━━━━━ Given entries

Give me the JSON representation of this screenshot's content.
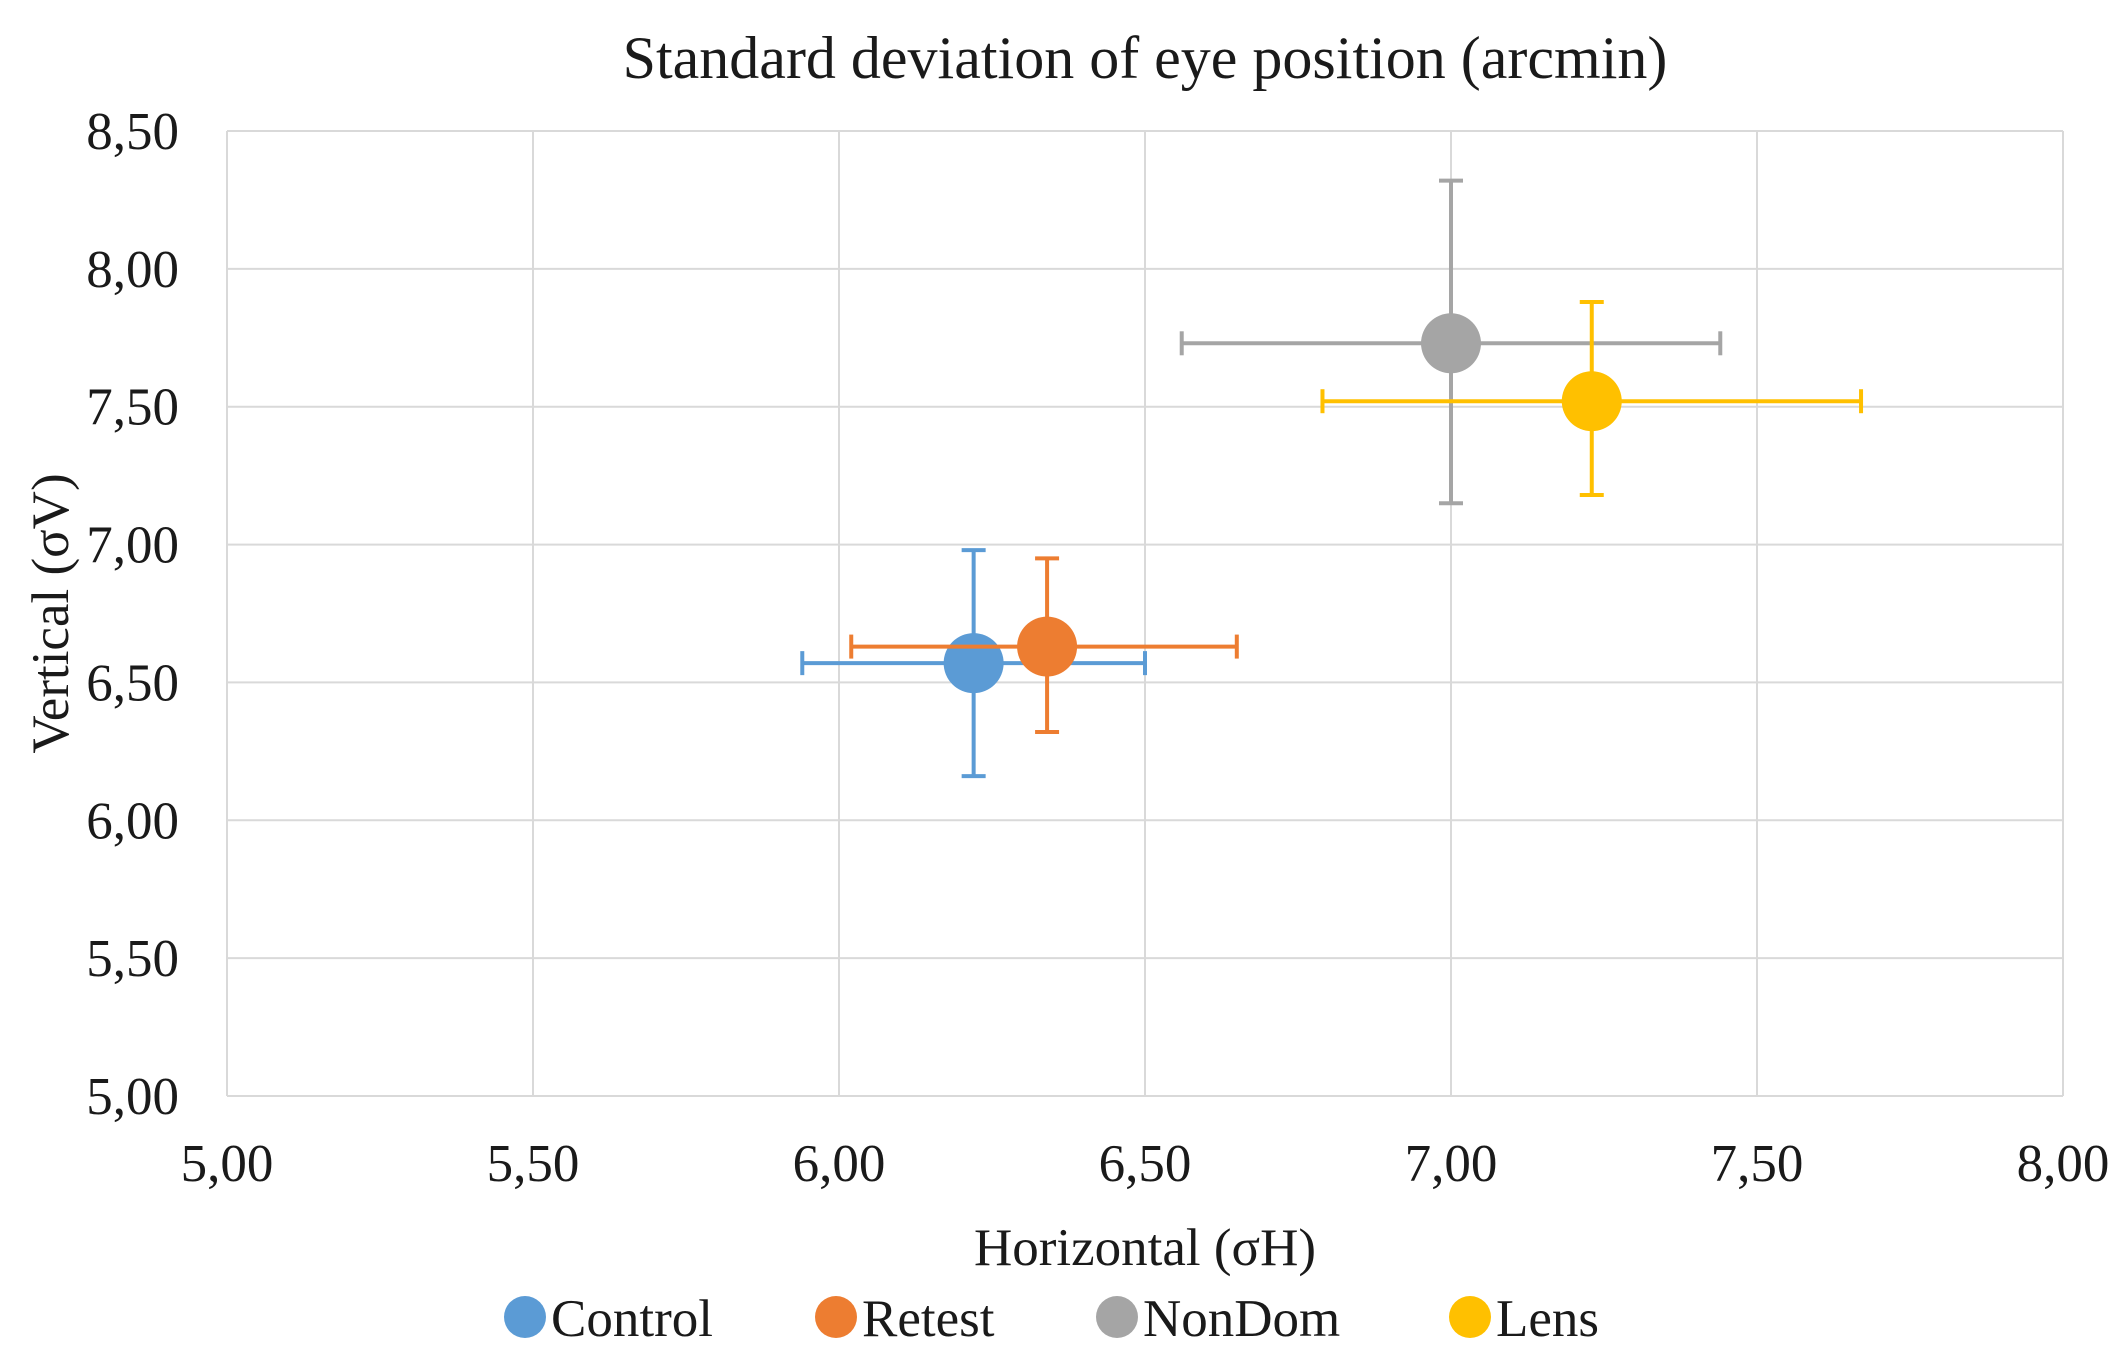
{
  "chart_data": {
    "type": "scatter",
    "title": "Standard deviation of eye position (arcmin)",
    "xlabel": "Horizontal (σH)",
    "ylabel": "Vertical (σV)",
    "xlim": [
      5.0,
      8.0
    ],
    "ylim": [
      5.0,
      8.5
    ],
    "x_ticks": [
      5.0,
      5.5,
      6.0,
      6.5,
      7.0,
      7.5,
      8.0
    ],
    "y_ticks": [
      5.0,
      5.5,
      6.0,
      6.5,
      7.0,
      7.5,
      8.0,
      8.5
    ],
    "x_tick_labels": [
      "5,00",
      "5,50",
      "6,00",
      "6,50",
      "7,00",
      "7,50",
      "8,00"
    ],
    "y_tick_labels": [
      "5,00",
      "5,50",
      "6,00",
      "6,50",
      "7,00",
      "7,50",
      "8,00",
      "8,50"
    ],
    "grid": true,
    "legend_position": "bottom",
    "series": [
      {
        "name": "Control",
        "color": "#5b9bd5",
        "x": 6.22,
        "y": 6.57,
        "x_err": [
          5.94,
          6.5
        ],
        "y_err": [
          6.16,
          6.98
        ]
      },
      {
        "name": "Retest",
        "color": "#ed7d31",
        "x": 6.34,
        "y": 6.63,
        "x_err": [
          6.02,
          6.65
        ],
        "y_err": [
          6.32,
          6.95
        ]
      },
      {
        "name": "NonDom",
        "color": "#a5a5a5",
        "x": 7.0,
        "y": 7.73,
        "x_err": [
          6.56,
          7.44
        ],
        "y_err": [
          7.15,
          8.32
        ]
      },
      {
        "name": "Lens",
        "color": "#ffc000",
        "x": 7.23,
        "y": 7.52,
        "x_err": [
          6.79,
          7.67
        ],
        "y_err": [
          7.18,
          7.88
        ]
      }
    ]
  }
}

━━━━━━━━━━

Show every line from the listing above in which the string "color" appears.

        "color": "#5b9bd5",
        "color": "#ed7d31",
        "color": "#a5a5a5",
        "color": "#ffc000",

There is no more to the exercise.